(Structured figure records)
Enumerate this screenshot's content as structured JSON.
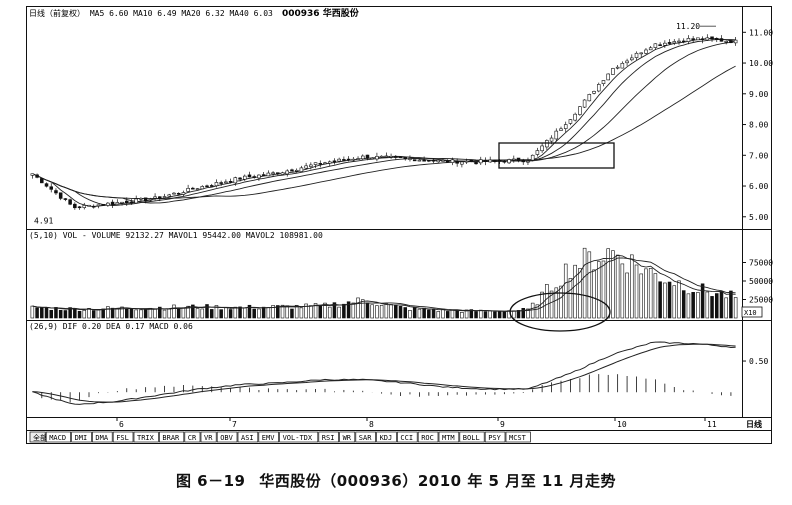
{
  "header": {
    "price_bar": "日线（前复权） MA5 6.60 MA10 6.49 MA20 6.32 MA40 6.03",
    "stock": "000936 华西股份",
    "volume_bar": "(5,10) VOL - VOLUME 92132.27 MAVOL1 95442.00 MAVOL2 108981.00",
    "macd_bar": "(26,9) DIF 0.20 DEA 0.17 MACD 0.06"
  },
  "caption": {
    "figure": "图 6－19",
    "title": "华西股份（000936）2010 年 5 月至 11 月走势"
  },
  "tabs": [
    "全部",
    "MACD",
    "DMI",
    "DMA",
    "FSL",
    "TRIX",
    "BRAR",
    "CR",
    "VR",
    "OBV",
    "ASI",
    "EMV",
    "VOL-TDX",
    "RSI",
    "WR",
    "SAR",
    "KDJ",
    "CCI",
    "ROC",
    "MTM",
    "BOLL",
    "PSY",
    "MCST"
  ],
  "period_label": "日线",
  "colors": {
    "up": "#ffffff",
    "down": "#111111",
    "line": "#222222"
  },
  "chart_data": [
    {
      "type": "candlestick",
      "panel": "price",
      "y_ticks": [
        5.0,
        6.0,
        7.0,
        8.0,
        9.0,
        10.0,
        11.0
      ],
      "ylim": [
        4.7,
        11.4
      ],
      "x_month_labels": [
        "6",
        "7",
        "8",
        "9",
        "10",
        "11"
      ],
      "annotations": [
        {
          "text": "4.91",
          "value": 4.91
        },
        {
          "text": "11.20",
          "value": 11.2
        }
      ],
      "close_anchors": [
        6.4,
        5.3,
        5.45,
        5.6,
        5.95,
        6.25,
        6.45,
        6.75,
        6.95,
        6.9,
        6.8,
        6.8,
        6.85,
        8.2,
        9.8,
        10.6,
        10.8,
        10.7
      ],
      "ma_series": [
        {
          "name": "MA5",
          "value": 6.6
        },
        {
          "name": "MA10",
          "value": 6.49
        },
        {
          "name": "MA20",
          "value": 6.32
        },
        {
          "name": "MA40",
          "value": 6.03
        }
      ]
    },
    {
      "type": "bar",
      "panel": "volume",
      "y_ticks": [
        25000,
        50000,
        75000
      ],
      "y_tick_labels": [
        "25000",
        "50000",
        "75000"
      ],
      "unit_label": "X10",
      "ylim": [
        0,
        100000
      ],
      "volume_anchors": [
        14000,
        12000,
        13000,
        14000,
        15000,
        14000,
        15000,
        16000,
        24000,
        13000,
        10000,
        9000,
        11000,
        70000,
        90000,
        60000,
        40000,
        28000
      ],
      "series": [
        {
          "name": "VOLUME",
          "value": 92132.27
        },
        {
          "name": "MAVOL1",
          "value": 95442.0
        },
        {
          "name": "MAVOL2",
          "value": 108981.0
        }
      ]
    },
    {
      "type": "line",
      "panel": "macd",
      "y_ticks": [
        0.5
      ],
      "y_tick_labels": [
        "0.50"
      ],
      "ylim": [
        -0.35,
        0.95
      ],
      "dif_anchors": [
        0.0,
        -0.2,
        -0.15,
        -0.05,
        0.05,
        0.12,
        0.15,
        0.2,
        0.2,
        0.15,
        0.08,
        0.05,
        0.05,
        0.3,
        0.6,
        0.8,
        0.78,
        0.72
      ],
      "series": [
        {
          "name": "DIF",
          "value": 0.2
        },
        {
          "name": "DEA",
          "value": 0.17
        },
        {
          "name": "MACD",
          "value": 0.06
        }
      ]
    }
  ]
}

* [Instructions to follow]: The material above must be printed exactly, with its pictures left out.

* [Final answer]:
Enumerate this screenshot's content as structured JSON.
{
  "header": {
    "price_bar": "日线（前复权） MA5 6.60 MA10 6.49 MA20 6.32 MA40 6.03",
    "stock": "000936 华西股份",
    "volume_bar": "(5,10) VOL - VOLUME 92132.27 MAVOL1 95442.00 MAVOL2 108981.00",
    "macd_bar": "(26,9) DIF 0.20 DEA 0.17 MACD 0.06"
  },
  "caption": {
    "figure": "图 6－19",
    "title": "华西股份（000936）2010 年 5 月至 11 月走势"
  },
  "tabs": [
    "全部",
    "MACD",
    "DMI",
    "DMA",
    "FSL",
    "TRIX",
    "BRAR",
    "CR",
    "VR",
    "OBV",
    "ASI",
    "EMV",
    "VOL-TDX",
    "RSI",
    "WR",
    "SAR",
    "KDJ",
    "CCI",
    "ROC",
    "MTM",
    "BOLL",
    "PSY",
    "MCST"
  ],
  "period_label": "日线",
  "colors": {
    "up": "#ffffff",
    "down": "#111111",
    "line": "#222222"
  },
  "chart_data": [
    {
      "type": "candlestick",
      "panel": "price",
      "y_ticks": [
        5.0,
        6.0,
        7.0,
        8.0,
        9.0,
        10.0,
        11.0
      ],
      "ylim": [
        4.7,
        11.4
      ],
      "x_month_labels": [
        "6",
        "7",
        "8",
        "9",
        "10",
        "11"
      ],
      "annotations": [
        {
          "text": "4.91",
          "value": 4.91
        },
        {
          "text": "11.20",
          "value": 11.2
        }
      ],
      "close_anchors": [
        6.4,
        5.3,
        5.45,
        5.6,
        5.95,
        6.25,
        6.45,
        6.75,
        6.95,
        6.9,
        6.8,
        6.8,
        6.85,
        8.2,
        9.8,
        10.6,
        10.8,
        10.7
      ],
      "ma_series": [
        {
          "name": "MA5",
          "value": 6.6
        },
        {
          "name": "MA10",
          "value": 6.49
        },
        {
          "name": "MA20",
          "value": 6.32
        },
        {
          "name": "MA40",
          "value": 6.03
        }
      ]
    },
    {
      "type": "bar",
      "panel": "volume",
      "y_ticks": [
        25000,
        50000,
        75000
      ],
      "y_tick_labels": [
        "25000",
        "50000",
        "75000"
      ],
      "unit_label": "X10",
      "ylim": [
        0,
        100000
      ],
      "volume_anchors": [
        14000,
        12000,
        13000,
        14000,
        15000,
        14000,
        15000,
        16000,
        24000,
        13000,
        10000,
        9000,
        11000,
        70000,
        90000,
        60000,
        40000,
        28000
      ],
      "series": [
        {
          "name": "VOLUME",
          "value": 92132.27
        },
        {
          "name": "MAVOL1",
          "value": 95442.0
        },
        {
          "name": "MAVOL2",
          "value": 108981.0
        }
      ]
    },
    {
      "type": "line",
      "panel": "macd",
      "y_ticks": [
        0.5
      ],
      "y_tick_labels": [
        "0.50"
      ],
      "ylim": [
        -0.35,
        0.95
      ],
      "dif_anchors": [
        0.0,
        -0.2,
        -0.15,
        -0.05,
        0.05,
        0.12,
        0.15,
        0.2,
        0.2,
        0.15,
        0.08,
        0.05,
        0.05,
        0.3,
        0.6,
        0.8,
        0.78,
        0.72
      ],
      "series": [
        {
          "name": "DIF",
          "value": 0.2
        },
        {
          "name": "DEA",
          "value": 0.17
        },
        {
          "name": "MACD",
          "value": 0.06
        }
      ]
    }
  ]
}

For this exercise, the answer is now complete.